• Set task
Within the data below, state how many lines contain the string "than". Provide the number only.

===== Information shown

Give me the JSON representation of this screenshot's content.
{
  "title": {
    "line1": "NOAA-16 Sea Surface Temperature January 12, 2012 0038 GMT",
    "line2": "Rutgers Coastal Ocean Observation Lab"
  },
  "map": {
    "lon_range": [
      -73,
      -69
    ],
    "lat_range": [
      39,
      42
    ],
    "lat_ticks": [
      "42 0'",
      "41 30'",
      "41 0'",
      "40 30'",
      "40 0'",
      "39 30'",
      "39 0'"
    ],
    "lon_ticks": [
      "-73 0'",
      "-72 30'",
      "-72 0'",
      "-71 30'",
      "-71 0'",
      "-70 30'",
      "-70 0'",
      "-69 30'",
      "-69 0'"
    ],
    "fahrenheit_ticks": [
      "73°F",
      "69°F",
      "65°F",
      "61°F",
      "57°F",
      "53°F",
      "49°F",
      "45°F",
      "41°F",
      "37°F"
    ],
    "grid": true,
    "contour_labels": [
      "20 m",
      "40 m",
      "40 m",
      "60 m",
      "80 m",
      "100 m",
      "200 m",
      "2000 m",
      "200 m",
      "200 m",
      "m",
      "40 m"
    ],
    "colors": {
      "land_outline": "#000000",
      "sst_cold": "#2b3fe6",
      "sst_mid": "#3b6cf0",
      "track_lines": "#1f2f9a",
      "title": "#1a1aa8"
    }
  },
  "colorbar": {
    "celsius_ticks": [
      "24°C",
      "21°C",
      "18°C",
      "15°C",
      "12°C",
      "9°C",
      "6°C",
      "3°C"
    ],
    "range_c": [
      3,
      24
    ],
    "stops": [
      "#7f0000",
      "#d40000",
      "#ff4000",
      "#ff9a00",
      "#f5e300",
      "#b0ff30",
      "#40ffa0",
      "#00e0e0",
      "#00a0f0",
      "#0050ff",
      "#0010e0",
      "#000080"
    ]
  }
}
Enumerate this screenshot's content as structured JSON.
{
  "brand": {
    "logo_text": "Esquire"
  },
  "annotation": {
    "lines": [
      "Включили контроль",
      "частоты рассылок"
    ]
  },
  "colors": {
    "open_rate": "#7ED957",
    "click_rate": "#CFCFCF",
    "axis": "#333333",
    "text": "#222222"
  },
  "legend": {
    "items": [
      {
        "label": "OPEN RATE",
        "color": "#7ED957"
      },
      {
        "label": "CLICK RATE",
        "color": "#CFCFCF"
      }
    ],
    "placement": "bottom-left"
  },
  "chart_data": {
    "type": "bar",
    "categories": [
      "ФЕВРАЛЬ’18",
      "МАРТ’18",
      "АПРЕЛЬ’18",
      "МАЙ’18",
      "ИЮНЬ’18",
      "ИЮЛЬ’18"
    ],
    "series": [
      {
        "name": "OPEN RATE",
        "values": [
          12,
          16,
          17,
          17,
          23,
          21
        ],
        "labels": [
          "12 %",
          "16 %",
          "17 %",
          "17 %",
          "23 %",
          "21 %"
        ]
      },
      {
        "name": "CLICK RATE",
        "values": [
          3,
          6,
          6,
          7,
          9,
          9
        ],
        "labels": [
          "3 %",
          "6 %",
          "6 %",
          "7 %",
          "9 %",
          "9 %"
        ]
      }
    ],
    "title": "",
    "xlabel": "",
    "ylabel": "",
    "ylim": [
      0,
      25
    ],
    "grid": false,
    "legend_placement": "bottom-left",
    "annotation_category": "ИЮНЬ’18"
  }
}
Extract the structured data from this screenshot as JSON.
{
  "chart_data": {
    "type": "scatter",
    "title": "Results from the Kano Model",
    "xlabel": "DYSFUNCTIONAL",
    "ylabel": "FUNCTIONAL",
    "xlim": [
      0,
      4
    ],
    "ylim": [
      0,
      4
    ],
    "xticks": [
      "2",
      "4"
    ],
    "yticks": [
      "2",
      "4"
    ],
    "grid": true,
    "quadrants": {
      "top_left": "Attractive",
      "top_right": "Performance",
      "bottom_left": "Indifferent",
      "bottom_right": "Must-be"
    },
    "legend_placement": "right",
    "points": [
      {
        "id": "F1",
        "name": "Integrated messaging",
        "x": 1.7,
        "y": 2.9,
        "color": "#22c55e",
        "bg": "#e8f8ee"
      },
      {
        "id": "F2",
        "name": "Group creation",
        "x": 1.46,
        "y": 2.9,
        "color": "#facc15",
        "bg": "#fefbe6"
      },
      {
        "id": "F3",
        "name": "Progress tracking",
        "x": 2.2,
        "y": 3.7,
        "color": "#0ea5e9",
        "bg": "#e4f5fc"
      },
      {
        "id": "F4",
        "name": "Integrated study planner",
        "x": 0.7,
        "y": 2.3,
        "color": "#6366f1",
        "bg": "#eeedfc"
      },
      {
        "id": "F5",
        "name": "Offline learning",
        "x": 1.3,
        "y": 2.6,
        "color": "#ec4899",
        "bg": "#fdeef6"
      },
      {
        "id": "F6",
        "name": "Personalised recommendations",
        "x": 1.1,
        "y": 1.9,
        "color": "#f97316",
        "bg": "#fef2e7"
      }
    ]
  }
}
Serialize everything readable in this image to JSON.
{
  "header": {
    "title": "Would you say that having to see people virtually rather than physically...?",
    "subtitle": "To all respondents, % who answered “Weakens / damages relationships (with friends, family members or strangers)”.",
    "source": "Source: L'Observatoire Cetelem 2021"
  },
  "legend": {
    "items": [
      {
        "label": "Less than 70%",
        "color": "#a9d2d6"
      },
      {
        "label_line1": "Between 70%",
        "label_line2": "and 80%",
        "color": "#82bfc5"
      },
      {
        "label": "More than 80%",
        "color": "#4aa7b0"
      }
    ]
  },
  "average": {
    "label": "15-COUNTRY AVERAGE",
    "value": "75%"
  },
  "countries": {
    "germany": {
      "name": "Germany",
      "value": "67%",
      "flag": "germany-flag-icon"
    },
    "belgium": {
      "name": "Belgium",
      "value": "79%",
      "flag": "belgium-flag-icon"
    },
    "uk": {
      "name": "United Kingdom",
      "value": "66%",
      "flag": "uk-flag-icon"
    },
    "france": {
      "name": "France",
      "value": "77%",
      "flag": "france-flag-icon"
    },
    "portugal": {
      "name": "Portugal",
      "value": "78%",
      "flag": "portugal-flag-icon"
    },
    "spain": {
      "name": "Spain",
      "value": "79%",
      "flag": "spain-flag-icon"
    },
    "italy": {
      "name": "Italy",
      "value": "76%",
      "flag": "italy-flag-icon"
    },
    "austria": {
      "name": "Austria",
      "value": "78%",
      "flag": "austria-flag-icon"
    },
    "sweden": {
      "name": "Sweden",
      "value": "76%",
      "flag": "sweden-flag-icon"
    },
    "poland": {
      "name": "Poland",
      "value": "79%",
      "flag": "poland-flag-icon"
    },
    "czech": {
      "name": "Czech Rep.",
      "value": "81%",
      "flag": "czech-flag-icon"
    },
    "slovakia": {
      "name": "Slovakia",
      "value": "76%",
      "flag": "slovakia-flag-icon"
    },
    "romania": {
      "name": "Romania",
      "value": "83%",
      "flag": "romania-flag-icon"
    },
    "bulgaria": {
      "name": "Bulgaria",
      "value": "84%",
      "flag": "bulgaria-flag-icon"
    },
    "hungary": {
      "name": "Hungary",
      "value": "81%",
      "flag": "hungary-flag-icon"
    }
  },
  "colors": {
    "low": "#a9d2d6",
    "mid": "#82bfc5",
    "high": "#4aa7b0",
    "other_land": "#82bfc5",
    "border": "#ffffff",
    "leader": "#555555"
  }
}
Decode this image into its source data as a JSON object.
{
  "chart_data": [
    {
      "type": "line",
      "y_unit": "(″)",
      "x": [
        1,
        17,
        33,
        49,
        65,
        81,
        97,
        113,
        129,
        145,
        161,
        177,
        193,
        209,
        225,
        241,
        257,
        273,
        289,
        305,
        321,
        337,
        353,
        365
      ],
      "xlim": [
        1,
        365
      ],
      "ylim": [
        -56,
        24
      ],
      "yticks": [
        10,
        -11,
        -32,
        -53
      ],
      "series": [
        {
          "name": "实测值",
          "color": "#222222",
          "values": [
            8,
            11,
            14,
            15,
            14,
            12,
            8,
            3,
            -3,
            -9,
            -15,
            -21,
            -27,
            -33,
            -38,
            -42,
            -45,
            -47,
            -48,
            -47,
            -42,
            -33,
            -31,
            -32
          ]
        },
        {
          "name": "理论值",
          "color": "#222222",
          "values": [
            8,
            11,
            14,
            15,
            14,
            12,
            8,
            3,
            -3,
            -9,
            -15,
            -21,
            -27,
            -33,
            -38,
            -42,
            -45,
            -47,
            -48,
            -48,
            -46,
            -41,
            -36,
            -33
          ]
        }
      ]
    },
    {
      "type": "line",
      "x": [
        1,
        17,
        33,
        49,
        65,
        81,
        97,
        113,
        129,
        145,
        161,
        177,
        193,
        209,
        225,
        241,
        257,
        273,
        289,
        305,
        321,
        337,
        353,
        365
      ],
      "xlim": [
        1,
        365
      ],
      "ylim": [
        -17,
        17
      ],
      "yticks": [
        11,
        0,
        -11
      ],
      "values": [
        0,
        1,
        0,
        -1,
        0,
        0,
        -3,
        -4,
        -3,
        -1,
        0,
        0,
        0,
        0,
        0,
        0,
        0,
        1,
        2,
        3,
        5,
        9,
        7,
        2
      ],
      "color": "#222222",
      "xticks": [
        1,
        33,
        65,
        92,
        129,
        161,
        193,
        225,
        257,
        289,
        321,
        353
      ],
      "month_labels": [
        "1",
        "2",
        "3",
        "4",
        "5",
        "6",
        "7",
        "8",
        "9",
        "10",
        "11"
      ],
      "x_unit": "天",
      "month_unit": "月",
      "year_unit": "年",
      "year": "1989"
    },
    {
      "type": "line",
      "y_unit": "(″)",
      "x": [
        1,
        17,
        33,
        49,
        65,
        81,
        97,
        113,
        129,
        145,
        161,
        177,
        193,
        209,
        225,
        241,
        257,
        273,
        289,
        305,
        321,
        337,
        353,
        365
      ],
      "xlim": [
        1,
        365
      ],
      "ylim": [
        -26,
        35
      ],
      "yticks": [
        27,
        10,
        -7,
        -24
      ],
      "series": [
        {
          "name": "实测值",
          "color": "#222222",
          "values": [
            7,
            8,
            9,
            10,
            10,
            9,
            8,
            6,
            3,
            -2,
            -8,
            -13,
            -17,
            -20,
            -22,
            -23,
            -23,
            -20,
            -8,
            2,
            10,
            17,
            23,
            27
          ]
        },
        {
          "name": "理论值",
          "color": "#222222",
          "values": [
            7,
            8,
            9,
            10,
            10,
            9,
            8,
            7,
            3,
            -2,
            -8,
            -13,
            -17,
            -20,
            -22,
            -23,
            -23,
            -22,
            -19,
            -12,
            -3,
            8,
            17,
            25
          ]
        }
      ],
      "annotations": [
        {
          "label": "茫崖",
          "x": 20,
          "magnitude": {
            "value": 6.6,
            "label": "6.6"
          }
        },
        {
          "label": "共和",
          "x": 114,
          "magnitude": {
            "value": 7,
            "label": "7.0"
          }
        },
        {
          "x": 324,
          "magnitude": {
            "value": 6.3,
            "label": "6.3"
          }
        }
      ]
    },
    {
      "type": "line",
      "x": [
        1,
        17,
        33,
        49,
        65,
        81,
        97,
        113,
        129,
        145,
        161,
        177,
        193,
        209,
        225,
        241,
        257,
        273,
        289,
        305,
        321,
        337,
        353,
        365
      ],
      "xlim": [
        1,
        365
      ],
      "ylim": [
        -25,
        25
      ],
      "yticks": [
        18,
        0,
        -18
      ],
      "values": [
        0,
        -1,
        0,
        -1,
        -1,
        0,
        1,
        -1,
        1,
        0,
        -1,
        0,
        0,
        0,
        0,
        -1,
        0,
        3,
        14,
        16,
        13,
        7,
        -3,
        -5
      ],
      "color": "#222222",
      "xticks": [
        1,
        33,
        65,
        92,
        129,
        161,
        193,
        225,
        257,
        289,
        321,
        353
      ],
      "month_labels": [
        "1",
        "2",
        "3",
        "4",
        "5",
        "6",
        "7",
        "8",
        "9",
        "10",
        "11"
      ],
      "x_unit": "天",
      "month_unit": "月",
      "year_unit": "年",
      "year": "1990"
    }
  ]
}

==========

• Task result
3